EXERCISE » Update the data from the line with "moist-adiabat-line — [248, 632, 559, 925]" up to and including the line with "isotherm-line — [344, 52, 800, 925]" so that "wind-barb" becomes "wind-flag", keeping everything else unchanged. Return only those lines.

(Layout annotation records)
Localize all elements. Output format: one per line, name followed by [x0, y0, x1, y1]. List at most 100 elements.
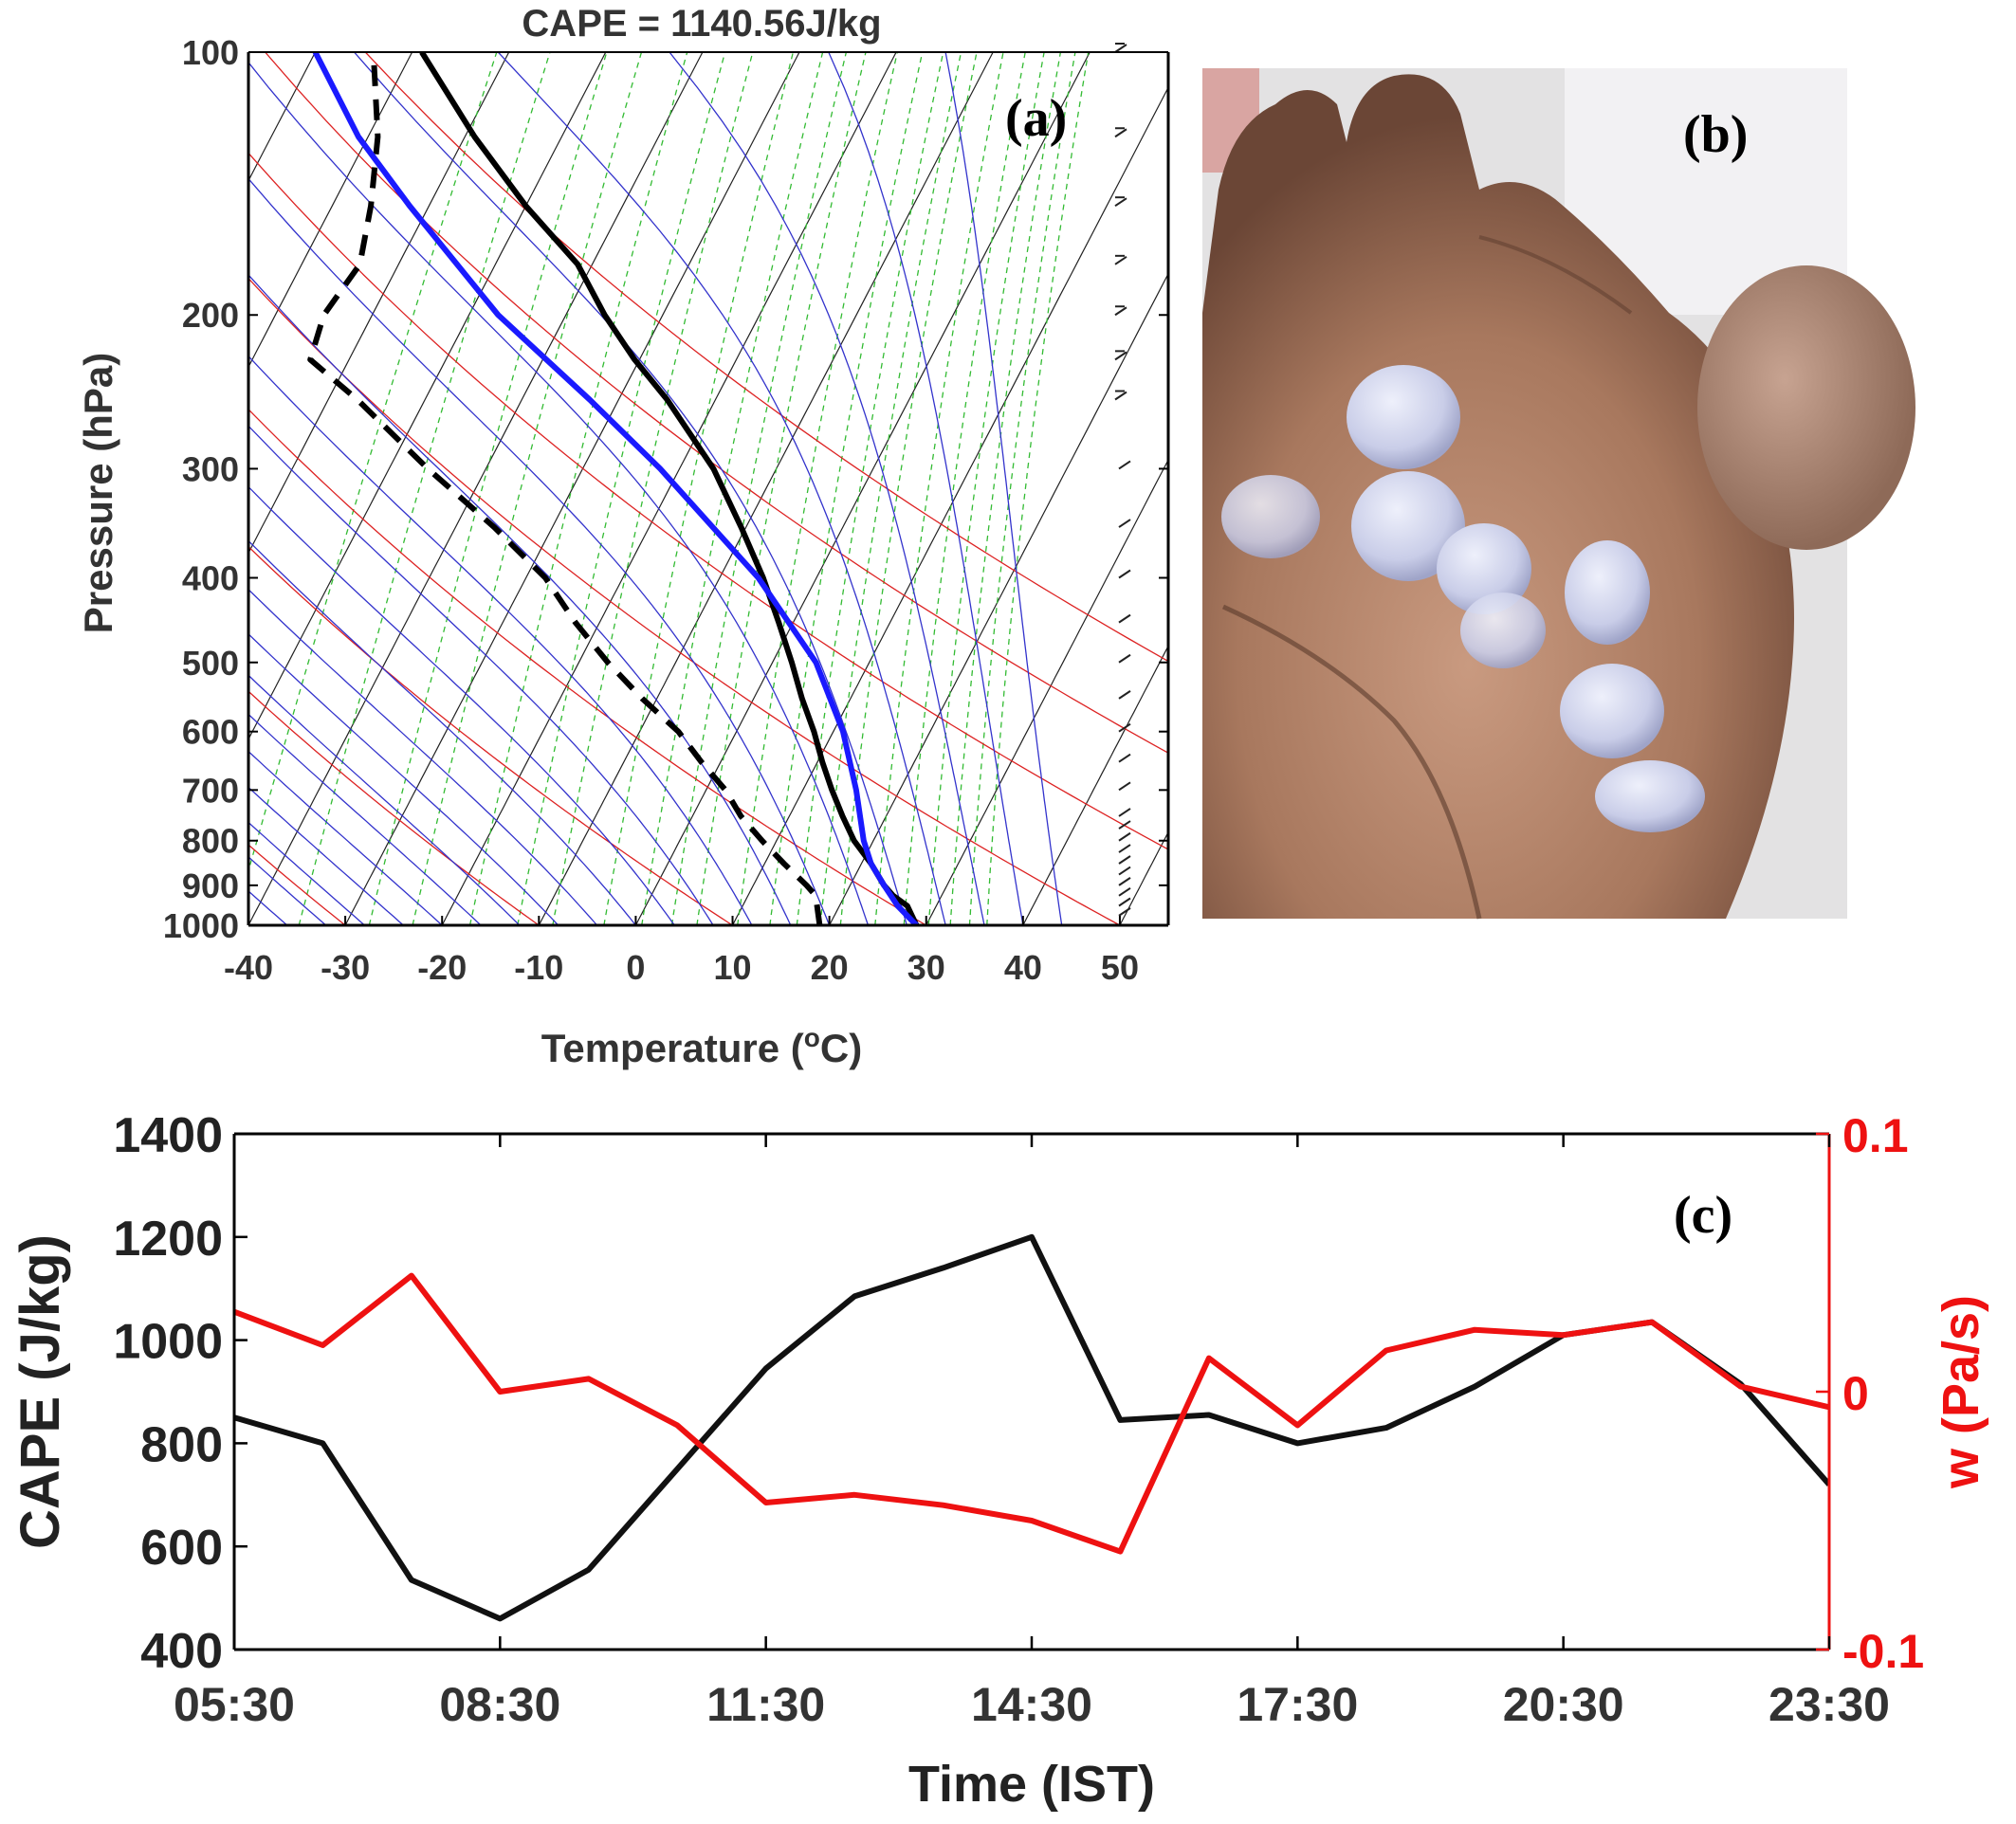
moist-adiabat-line — [248, 632, 559, 925]
panel-c-label: (c) — [1674, 1186, 1732, 1245]
moist-adiabat-line — [944, 52, 1063, 925]
parcel-path-line — [312, 52, 919, 925]
moist-adiabat-line — [248, 274, 792, 925]
wind-barb — [1118, 722, 1131, 733]
isotherm-line — [538, 52, 994, 925]
y2-tick-label: 0.1 — [1842, 1109, 1909, 1162]
isotherm-line — [1119, 830, 1168, 925]
hailstone — [1347, 365, 1460, 469]
mixing-ratio-line — [641, 52, 824, 925]
y2-tick-label: -0.1 — [1842, 1625, 1924, 1678]
mixing-ratio-line — [737, 52, 898, 925]
mixing-ratio-line — [696, 52, 867, 925]
y-tick-label: 400 — [182, 558, 239, 597]
x-tick-label: 50 — [1101, 948, 1139, 987]
mixing-ratio-line — [412, 52, 643, 925]
wind-barb — [1118, 844, 1131, 853]
isotherm-line — [829, 272, 1168, 925]
moist-adiabat-line — [248, 177, 831, 925]
moist-adiabat-line — [354, 52, 907, 925]
isotherm-line — [926, 458, 1168, 925]
wind-barb — [1114, 391, 1127, 401]
x-tick-label: 05:30 — [174, 1678, 295, 1731]
x-tick-label: -10 — [514, 948, 563, 987]
y-tick-label: 1400 — [113, 1108, 223, 1163]
moist-adiabat-line — [248, 786, 404, 925]
wind-barb — [1118, 808, 1131, 817]
y-tick-label: 100 — [182, 33, 239, 72]
wind-barb — [1114, 306, 1127, 317]
hailstone — [1351, 471, 1465, 581]
w-series-line — [234, 1272, 1829, 1555]
timeseries-ticks: 05:30 08:30 11:30 14:30 17:30 20:30 23:30 400 60… — [113, 1108, 1924, 1731]
moist-adiabat-line — [248, 821, 365, 925]
wind-barb — [1114, 128, 1127, 138]
wind-barb — [1114, 351, 1127, 361]
blurred-thumb — [1697, 265, 1915, 550]
wind-barb — [1118, 886, 1131, 897]
skewt-x-axis-label: Temperature (oC) — [541, 1023, 862, 1070]
moist-adiabat-line — [248, 856, 327, 925]
isotherm-line — [248, 52, 704, 925]
y2-tick-label: 0 — [1842, 1367, 1869, 1420]
isotherm-line — [344, 52, 800, 925]
hailstone — [1560, 664, 1664, 758]
dry-adiabat-line — [248, 545, 733, 925]
x-tick-label: 14:30 — [971, 1678, 1092, 1731]
y-tick-label: 600 — [182, 713, 239, 752]
ts-y-axis-label: CAPE (J/kg) — [9, 1234, 71, 1549]
y-tick-label: 400 — [140, 1624, 223, 1679]
y-tick-label: 600 — [140, 1521, 223, 1576]
ts-x-axis-label: Time (IST) — [908, 1756, 1155, 1813]
sounding-lines — [307, 52, 920, 925]
dry-adiabat-line — [265, 52, 1168, 754]
x-tick-label: 20:30 — [1503, 1678, 1624, 1731]
x-tick-label: 30 — [907, 948, 945, 987]
wind-barb — [1118, 753, 1131, 763]
moist-adiabat-line — [248, 588, 598, 925]
wind-barb — [1118, 460, 1131, 470]
panel-b-label: (b) — [1683, 105, 1748, 164]
moist-adiabat-line — [248, 674, 521, 925]
skewt-panel: -40 -30 -20 -10 0 10 20 30 40 50 100 200 300 400 500 60… — [0, 3, 1170, 1070]
wind-barbs — [1114, 43, 1131, 917]
x-tick-label: 17:30 — [1237, 1678, 1358, 1731]
y-tick-label: 500 — [182, 644, 239, 683]
y-tick-label: 1000 — [113, 1315, 223, 1370]
mixing-ratio-line — [603, 52, 795, 925]
mixing-ratio-line — [552, 52, 754, 925]
moist-adiabat-line — [497, 52, 946, 925]
wind-barb — [1118, 820, 1131, 830]
dry-adiabat-line — [248, 152, 1168, 850]
mixing-ratio-line — [468, 52, 688, 925]
isotherm-line — [248, 52, 607, 740]
dry-adiabat-line — [248, 408, 927, 925]
y-tick-label: 800 — [182, 822, 239, 861]
panel-a-label: (a) — [1005, 89, 1067, 148]
mixing-ratio-line — [517, 52, 726, 925]
isotherm-line — [0, 52, 25, 925]
x-tick-label: 08:30 — [439, 1678, 560, 1731]
wind-barb — [1118, 866, 1131, 876]
moist-adiabat-line — [669, 52, 985, 925]
timeseries-panel: 05:30 08:30 11:30 14:30 17:30 20:30 23:30 400 60… — [9, 1108, 1989, 1813]
moist-adiabat-line — [248, 61, 870, 925]
y-tick-label: 800 — [140, 1417, 223, 1472]
mixing-ratio-line — [368, 52, 608, 925]
ts-y2-axis-label: w (Pa/s) — [1933, 1295, 1989, 1489]
wind-barb — [1114, 44, 1127, 53]
y-tick-label: 900 — [182, 866, 239, 905]
x-tick-label: 0 — [626, 948, 645, 987]
wind-barb — [1118, 613, 1131, 624]
wind-barb — [1118, 831, 1131, 842]
wind-barb — [1114, 197, 1127, 208]
wind-barb — [1118, 877, 1131, 886]
wind-barb — [1118, 569, 1131, 579]
mixing-ratio-line — [298, 52, 551, 925]
wind-barb — [1118, 690, 1131, 700]
x-tick-label: 23:30 — [1769, 1678, 1890, 1731]
x-tick-label: 40 — [1004, 948, 1042, 987]
wind-barb — [1118, 653, 1131, 664]
hailstone — [1437, 523, 1531, 614]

THE SOLUTION »
moist-adiabat-line — [248, 632, 559, 925]
panel-c-label: (c) — [1674, 1186, 1732, 1245]
moist-adiabat-line — [944, 52, 1063, 925]
parcel-path-line — [312, 52, 919, 925]
moist-adiabat-line — [248, 274, 792, 925]
wind-flag — [1118, 722, 1131, 733]
isotherm-line — [538, 52, 994, 925]
y2-tick-label: 0.1 — [1842, 1109, 1909, 1162]
isotherm-line — [1119, 830, 1168, 925]
hailstone — [1347, 365, 1460, 469]
mixing-ratio-line — [641, 52, 824, 925]
y2-tick-label: -0.1 — [1842, 1625, 1924, 1678]
mixing-ratio-line — [737, 52, 898, 925]
mixing-ratio-line — [696, 52, 867, 925]
y-tick-label: 400 — [182, 558, 239, 597]
x-tick-label: 50 — [1101, 948, 1139, 987]
mixing-ratio-line — [412, 52, 643, 925]
wind-flag — [1118, 844, 1131, 853]
isotherm-line — [829, 272, 1168, 925]
moist-adiabat-line — [248, 177, 831, 925]
moist-adiabat-line — [354, 52, 907, 925]
isotherm-line — [926, 458, 1168, 925]
wind-flag — [1114, 391, 1127, 401]
x-tick-label: 05:30 — [174, 1678, 295, 1731]
x-tick-label: -10 — [514, 948, 563, 987]
y-tick-label: 1400 — [113, 1108, 223, 1163]
moist-adiabat-line — [248, 786, 404, 925]
wind-flag — [1118, 808, 1131, 817]
y-tick-label: 100 — [182, 33, 239, 72]
wind-flag — [1114, 306, 1127, 317]
hailstone — [1351, 471, 1465, 581]
w-series-line — [234, 1272, 1829, 1555]
timeseries-ticks: 05:30 08:30 11:30 14:30 17:30 20:30 23:30 400 60… — [113, 1108, 1924, 1731]
moist-adiabat-line — [248, 821, 365, 925]
wind-flag — [1114, 128, 1127, 138]
wind-flag — [1114, 351, 1127, 361]
blurred-thumb — [1697, 265, 1915, 550]
wind-flag — [1118, 886, 1131, 897]
skewt-x-axis-label: Temperature (oC) — [541, 1023, 862, 1070]
moist-adiabat-line — [248, 856, 327, 925]
isotherm-line — [248, 52, 704, 925]
y2-tick-label: 0 — [1842, 1367, 1869, 1420]
isotherm-line — [344, 52, 800, 925]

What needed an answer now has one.